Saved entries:
▼

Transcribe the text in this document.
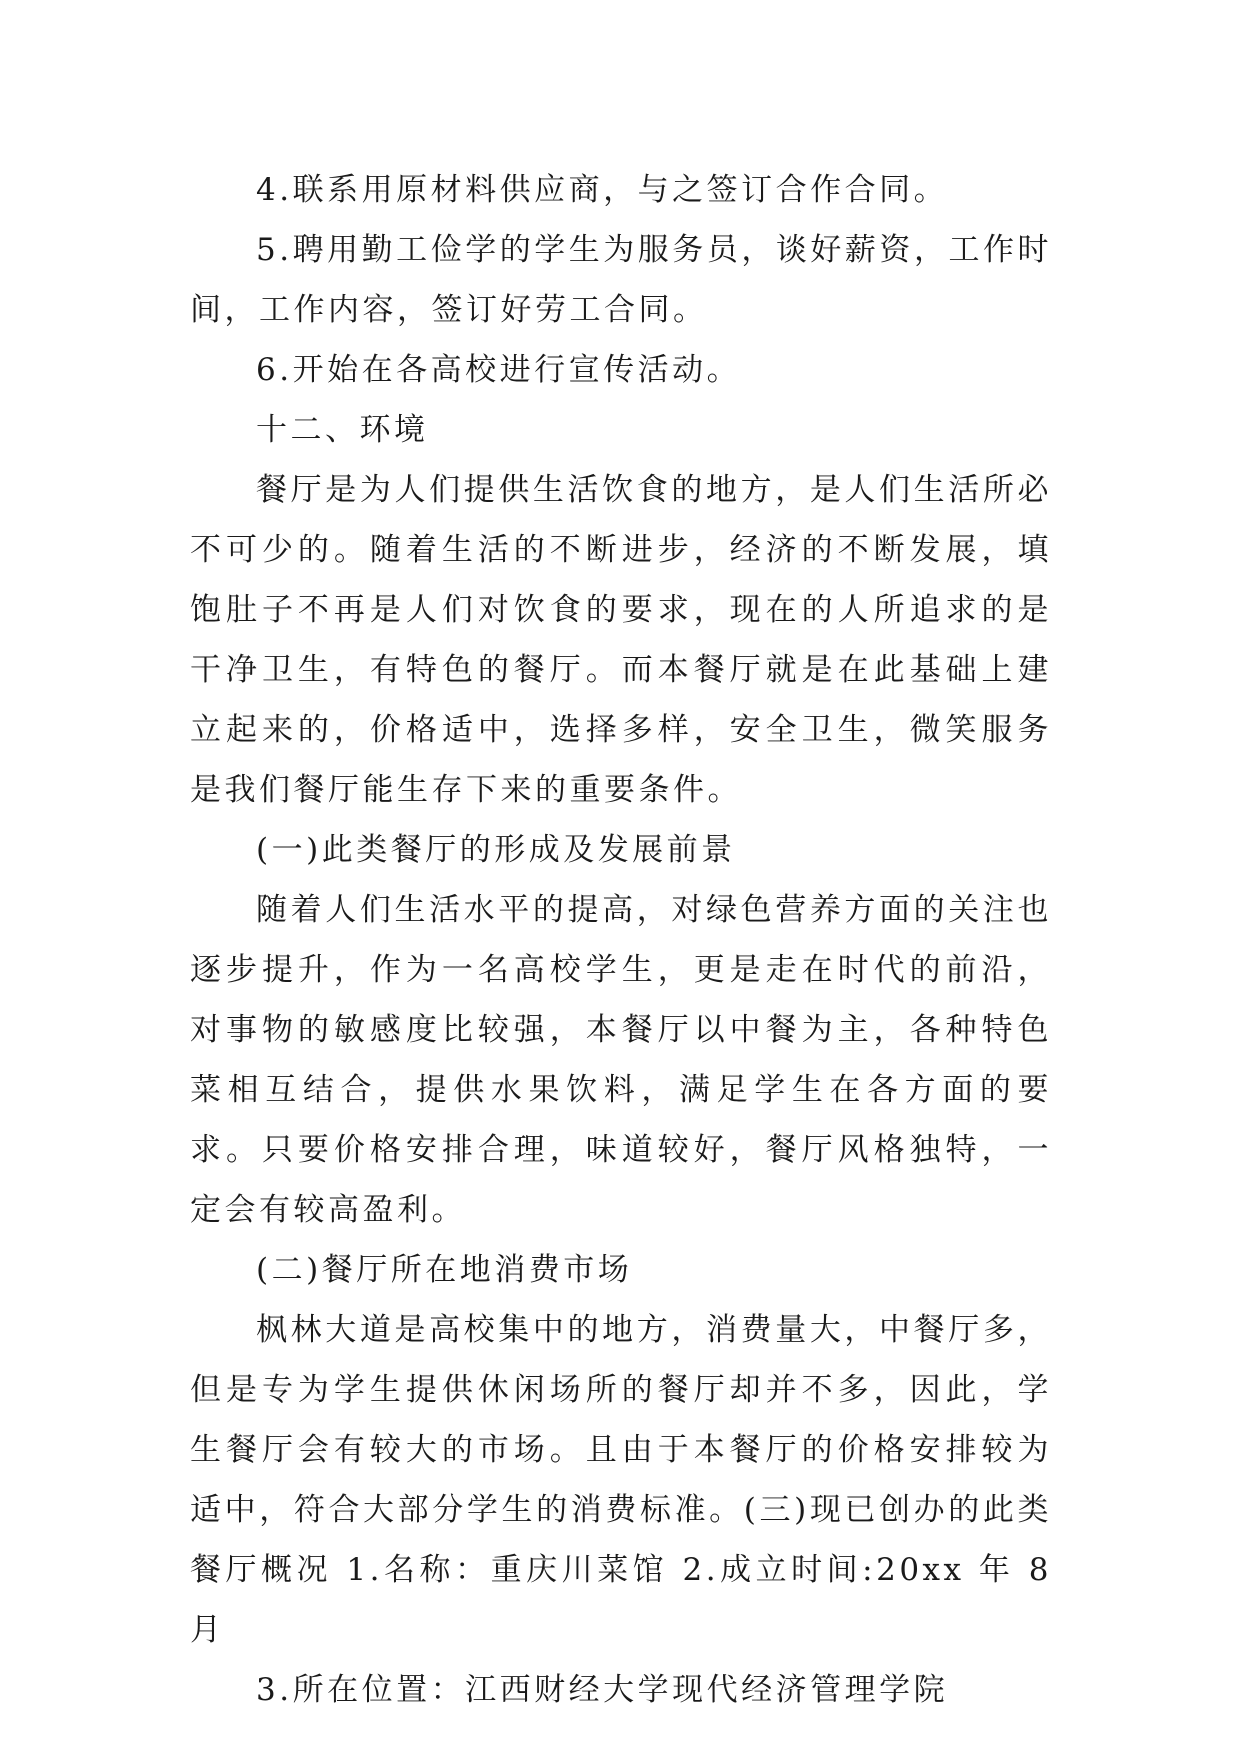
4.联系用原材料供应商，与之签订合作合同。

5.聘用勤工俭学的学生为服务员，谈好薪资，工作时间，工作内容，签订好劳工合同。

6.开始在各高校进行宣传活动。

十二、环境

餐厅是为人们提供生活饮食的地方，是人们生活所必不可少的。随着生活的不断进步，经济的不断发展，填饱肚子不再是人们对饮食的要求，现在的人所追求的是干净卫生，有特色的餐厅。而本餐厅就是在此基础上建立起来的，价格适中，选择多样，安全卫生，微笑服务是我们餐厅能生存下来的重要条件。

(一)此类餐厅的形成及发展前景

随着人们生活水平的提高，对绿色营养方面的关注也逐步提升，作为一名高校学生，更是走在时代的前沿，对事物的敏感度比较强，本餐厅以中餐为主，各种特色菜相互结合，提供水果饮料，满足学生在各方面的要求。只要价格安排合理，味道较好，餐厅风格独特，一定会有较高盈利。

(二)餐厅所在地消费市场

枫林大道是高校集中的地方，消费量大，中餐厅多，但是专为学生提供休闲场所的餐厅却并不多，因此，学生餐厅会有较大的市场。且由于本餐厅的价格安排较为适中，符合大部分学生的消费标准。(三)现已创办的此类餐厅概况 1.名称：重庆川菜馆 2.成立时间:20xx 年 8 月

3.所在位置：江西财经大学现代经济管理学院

▲

(What is expected) The listing above must be printed again exactly, minus its pictures.

(Correct result)
Transcribe the text in this document.
4.联系用原材料供应商，与之签订合作合同。

5.聘用勤工俭学的学生为服务员，谈好薪资，工作时间，工作内容，签订好劳工合同。

6.开始在各高校进行宣传活动。

十二、环境

餐厅是为人们提供生活饮食的地方，是人们生活所必不可少的。随着生活的不断进步，经济的不断发展，填饱肚子不再是人们对饮食的要求，现在的人所追求的是干净卫生，有特色的餐厅。而本餐厅就是在此基础上建立起来的，价格适中，选择多样，安全卫生，微笑服务是我们餐厅能生存下来的重要条件。

(一)此类餐厅的形成及发展前景

随着人们生活水平的提高，对绿色营养方面的关注也逐步提升，作为一名高校学生，更是走在时代的前沿，对事物的敏感度比较强，本餐厅以中餐为主，各种特色菜相互结合，提供水果饮料，满足学生在各方面的要求。只要价格安排合理，味道较好，餐厅风格独特，一定会有较高盈利。

(二)餐厅所在地消费市场

枫林大道是高校集中的地方，消费量大，中餐厅多，但是专为学生提供休闲场所的餐厅却并不多，因此，学生餐厅会有较大的市场。且由于本餐厅的价格安排较为适中，符合大部分学生的消费标准。(三)现已创办的此类餐厅概况 1.名称：重庆川菜馆 2.成立时间:20xx 年 8 月

3.所在位置：江西财经大学现代经济管理学院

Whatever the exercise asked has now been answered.